● The task: Restate the whole listing exactly.

"""

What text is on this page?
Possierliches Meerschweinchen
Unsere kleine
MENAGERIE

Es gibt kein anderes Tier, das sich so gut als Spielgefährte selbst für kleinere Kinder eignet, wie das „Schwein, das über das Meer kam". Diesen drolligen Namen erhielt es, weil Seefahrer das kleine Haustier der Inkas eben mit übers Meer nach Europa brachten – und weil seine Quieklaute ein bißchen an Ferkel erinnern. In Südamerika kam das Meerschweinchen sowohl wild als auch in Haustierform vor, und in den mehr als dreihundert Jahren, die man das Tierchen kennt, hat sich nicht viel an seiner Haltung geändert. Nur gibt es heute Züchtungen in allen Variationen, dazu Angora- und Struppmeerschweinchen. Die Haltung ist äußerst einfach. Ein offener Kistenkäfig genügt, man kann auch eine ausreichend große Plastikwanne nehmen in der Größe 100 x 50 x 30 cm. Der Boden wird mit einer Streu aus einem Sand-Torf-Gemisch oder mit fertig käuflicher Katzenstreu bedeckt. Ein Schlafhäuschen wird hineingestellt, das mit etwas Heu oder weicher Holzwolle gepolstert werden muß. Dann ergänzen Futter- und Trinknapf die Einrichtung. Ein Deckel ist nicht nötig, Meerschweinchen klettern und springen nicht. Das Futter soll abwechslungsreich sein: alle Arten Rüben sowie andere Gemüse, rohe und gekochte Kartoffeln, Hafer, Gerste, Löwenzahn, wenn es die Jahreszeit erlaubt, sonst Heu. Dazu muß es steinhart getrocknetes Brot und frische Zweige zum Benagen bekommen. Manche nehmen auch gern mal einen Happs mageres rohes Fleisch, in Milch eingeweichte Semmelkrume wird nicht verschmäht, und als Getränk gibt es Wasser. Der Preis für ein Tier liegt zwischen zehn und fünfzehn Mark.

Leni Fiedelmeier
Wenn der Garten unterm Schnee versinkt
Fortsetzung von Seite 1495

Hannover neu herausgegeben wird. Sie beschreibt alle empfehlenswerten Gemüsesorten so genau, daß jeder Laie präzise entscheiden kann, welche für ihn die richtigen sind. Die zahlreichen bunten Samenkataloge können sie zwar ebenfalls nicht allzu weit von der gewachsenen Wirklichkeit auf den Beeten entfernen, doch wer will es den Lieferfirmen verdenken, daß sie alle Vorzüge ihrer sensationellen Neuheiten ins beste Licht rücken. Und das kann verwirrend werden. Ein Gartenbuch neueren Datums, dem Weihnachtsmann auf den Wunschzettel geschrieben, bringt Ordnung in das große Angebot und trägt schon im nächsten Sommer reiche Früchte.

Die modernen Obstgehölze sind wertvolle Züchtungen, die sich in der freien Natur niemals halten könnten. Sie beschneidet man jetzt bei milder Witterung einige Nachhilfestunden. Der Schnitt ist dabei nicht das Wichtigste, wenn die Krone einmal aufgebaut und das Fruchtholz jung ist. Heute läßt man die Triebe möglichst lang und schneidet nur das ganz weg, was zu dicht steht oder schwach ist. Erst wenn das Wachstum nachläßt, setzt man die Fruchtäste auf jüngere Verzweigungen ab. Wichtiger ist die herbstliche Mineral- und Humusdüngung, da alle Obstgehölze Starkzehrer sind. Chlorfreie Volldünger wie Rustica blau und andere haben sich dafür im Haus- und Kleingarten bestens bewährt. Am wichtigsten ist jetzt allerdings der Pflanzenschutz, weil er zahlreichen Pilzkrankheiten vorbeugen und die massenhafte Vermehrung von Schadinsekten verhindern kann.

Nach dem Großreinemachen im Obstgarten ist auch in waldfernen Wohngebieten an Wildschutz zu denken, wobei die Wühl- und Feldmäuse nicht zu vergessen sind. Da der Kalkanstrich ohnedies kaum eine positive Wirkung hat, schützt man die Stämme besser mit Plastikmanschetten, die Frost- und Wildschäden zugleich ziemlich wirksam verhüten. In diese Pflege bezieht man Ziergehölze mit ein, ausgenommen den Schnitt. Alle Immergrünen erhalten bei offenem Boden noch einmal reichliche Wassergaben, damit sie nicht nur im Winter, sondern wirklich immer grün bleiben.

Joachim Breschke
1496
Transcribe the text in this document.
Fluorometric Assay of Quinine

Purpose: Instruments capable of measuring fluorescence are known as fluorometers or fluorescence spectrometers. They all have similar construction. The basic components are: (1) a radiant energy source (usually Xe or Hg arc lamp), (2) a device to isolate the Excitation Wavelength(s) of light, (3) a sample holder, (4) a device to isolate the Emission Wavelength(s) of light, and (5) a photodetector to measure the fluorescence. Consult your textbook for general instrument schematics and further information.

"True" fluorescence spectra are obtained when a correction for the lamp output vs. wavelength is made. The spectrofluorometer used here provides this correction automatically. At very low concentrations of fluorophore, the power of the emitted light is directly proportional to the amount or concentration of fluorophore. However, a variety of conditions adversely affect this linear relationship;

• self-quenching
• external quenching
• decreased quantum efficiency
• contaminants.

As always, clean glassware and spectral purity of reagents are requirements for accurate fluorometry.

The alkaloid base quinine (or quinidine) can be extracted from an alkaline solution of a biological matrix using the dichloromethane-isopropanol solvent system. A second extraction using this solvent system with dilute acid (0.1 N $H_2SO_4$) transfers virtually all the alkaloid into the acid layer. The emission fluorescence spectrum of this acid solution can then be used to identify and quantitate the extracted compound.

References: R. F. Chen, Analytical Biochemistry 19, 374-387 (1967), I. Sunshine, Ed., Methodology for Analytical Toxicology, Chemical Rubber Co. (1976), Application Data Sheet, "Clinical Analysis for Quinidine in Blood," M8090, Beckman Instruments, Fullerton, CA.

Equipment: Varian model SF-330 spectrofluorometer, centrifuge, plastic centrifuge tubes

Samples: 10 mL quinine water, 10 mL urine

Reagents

"""

● Exercise output:
What text is on this page?
Possierliches Meerschweinchen
Unsere kleine
MENAGERIE

Es gibt kein anderes Tier, das sich so gut als Spielgefährte selbst für kleinere Kinder eignet, wie das „Schwein, das über das Meer kam". Diesen drolligen Namen erhielt es, weil Seefahrer das kleine Haustier der Inkas eben mit übers Meer nach Europa brachten – und weil seine Quieklaute ein bißchen an Ferkel erinnern. In Südamerika kam das Meerschweinchen sowohl wild als auch in Haustierform vor, und in den mehr als dreihundert Jahren, die man das Tierchen kennt, hat sich nicht viel an seiner Haltung geändert. Nur gibt es heute Züchtungen in allen Variationen, dazu Angora- und Struppmeerschweinchen. Die Haltung ist äußerst einfach. Ein offener Kistenkäfig genügt, man kann auch eine ausreichend große Plastikwanne nehmen in der Größe 100 x 50 x 30 cm. Der Boden wird mit einer Streu aus einem Sand-Torf-Gemisch oder mit fertig käuflicher Katzenstreu bedeckt. Ein Schlafhäuschen wird hineingestellt, das mit etwas Heu oder weicher Holzwolle gepolstert werden muß. Dann ergänzen Futter- und Trinknapf die Einrichtung. Ein Deckel ist nicht nötig, Meerschweinchen klettern und springen nicht. Das Futter soll abwechslungsreich sein: alle Arten Rüben sowie andere Gemüse, rohe und gekochte Kartoffeln, Hafer, Gerste, Löwenzahn, wenn es die Jahreszeit erlaubt, sonst Heu. Dazu muß es steinhart getrocknetes Brot und frische Zweige zum Benagen bekommen. Manche nehmen auch gern mal einen Happs mageres rohes Fleisch, in Milch eingeweichte Semmelkrume wird nicht verschmäht, und als Getränk gibt es Wasser. Der Preis für ein Tier liegt zwischen zehn und fünfzehn Mark.

Leni Fiedelmeier
Wenn der Garten unterm Schnee versinkt
Fortsetzung von Seite 1495

Hannover neu herausgegeben wird. Sie beschreibt alle empfehlenswerten Gemüsesorten so genau, daß jeder Laie präzise entscheiden kann, welche für ihn die richtigen sind. Die zahlreichen bunten Samenkataloge können sie zwar ebenfalls nicht allzu weit von der gewachsenen Wirklichkeit auf den Beeten entfernen, doch wer will es den Lieferfirmen verdenken, daß sie alle Vorzüge ihrer sensationellen Neuheiten ins beste Licht rücken. Und das kann verwirrend werden. Ein Gartenbuch neueren Datums, dem Weihnachtsmann auf den Wunschzettel geschrieben, bringt Ordnung in das große Angebot und trägt schon im nächsten Sommer reiche Früchte.

Die modernen Obstgehölze sind wertvolle Züchtungen, die sich in der freien Natur niemals halten könnten. Sie beschneidet man jetzt bei milder Witterung einige Nachhilfestunden. Der Schnitt ist dabei nicht das Wichtigste, wenn die Krone einmal aufgebaut und das Fruchtholz jung ist. Heute läßt man die Triebe möglichst lang und schneidet nur das ganz weg, was zu dicht steht oder schwach ist. Erst wenn das Wachstum nachläßt, setzt man die Fruchtäste auf jüngere Verzweigungen ab. Wichtiger ist die herbstliche Mineral- und Humusdüngung, da alle Obstgehölze Starkzehrer sind. Chlorfreie Volldünger wie Rustica blau und andere haben sich dafür im Haus- und Kleingarten bestens bewährt. Am wichtigsten ist jetzt allerdings der Pflanzenschutz, weil er zahlreichen Pilzkrankheiten vorbeugen und die massenhafte Vermehrung von Schadinsekten verhindern kann.

Nach dem Großreinemachen im Obstgarten ist auch in waldfernen Wohngebieten an Wildschutz zu denken, wobei die Wühl- und Feldmäuse nicht zu vergessen sind. Da der Kalkanstrich ohnedies kaum eine positive Wirkung hat, schützt man die Stämme besser mit Plastikmanschetten, die Frost- und Wildschäden zugleich ziemlich wirksam verhüten. In diese Pflege bezieht man Ziergehölze mit ein, ausgenommen den Schnitt. Alle Immergrünen erhalten bei offenem Boden noch einmal reichliche Wassergaben, damit sie nicht nur im Winter, sondern wirklich immer grün bleiben.

Joachim Breschke
1496
Transcribe the text in this document.
Fluorometric Assay of Quinine

Purpose: Instruments capable of measuring fluorescence are known as fluorometers or fluorescence spectrometers. They all have similar construction. The basic components are: (1) a radiant energy source (usually Xe or Hg arc lamp), (2) a device to isolate the Excitation Wavelength(s) of light, (3) a sample holder, (4) a device to isolate the Emission Wavelength(s) of light, and (5) a photodetector to measure the fluorescence. Consult your textbook for general instrument schematics and further information.

"True" fluorescence spectra are obtained when a correction for the lamp output vs. wavelength is made. The spectrofluorometer used here provides this correction automatically. At very low concentrations of fluorophore, the power of the emitted light is directly proportional to the amount or concentration of fluorophore. However, a variety of conditions adversely affect this linear relationship;

• self-quenching
• external quenching
• decreased quantum efficiency
• contaminants.

As always, clean glassware and spectral purity of reagents are requirements for accurate fluorometry.

The alkaloid base quinine (or quinidine) can be extracted from an alkaline solution of a biological matrix using the dichloromethane-isopropanol solvent system. A second extraction using this solvent system with dilute acid (0.1 N $H_2SO_4$) transfers virtually all the alkaloid into the acid layer. The emission fluorescence spectrum of this acid solution can then be used to identify and quantitate the extracted compound.

References: R. F. Chen, Analytical Biochemistry 19, 374-387 (1967), I. Sunshine, Ed., Methodology for Analytical Toxicology, Chemical Rubber Co. (1976), Application Data Sheet, "Clinical Analysis for Quinidine in Blood," M8090, Beckman Instruments, Fullerton, CA.

Equipment: Varian model SF-330 spectrofluorometer, centrifuge, plastic centrifuge tubes

Samples: 10 mL quinine water, 10 mL urine

Reagents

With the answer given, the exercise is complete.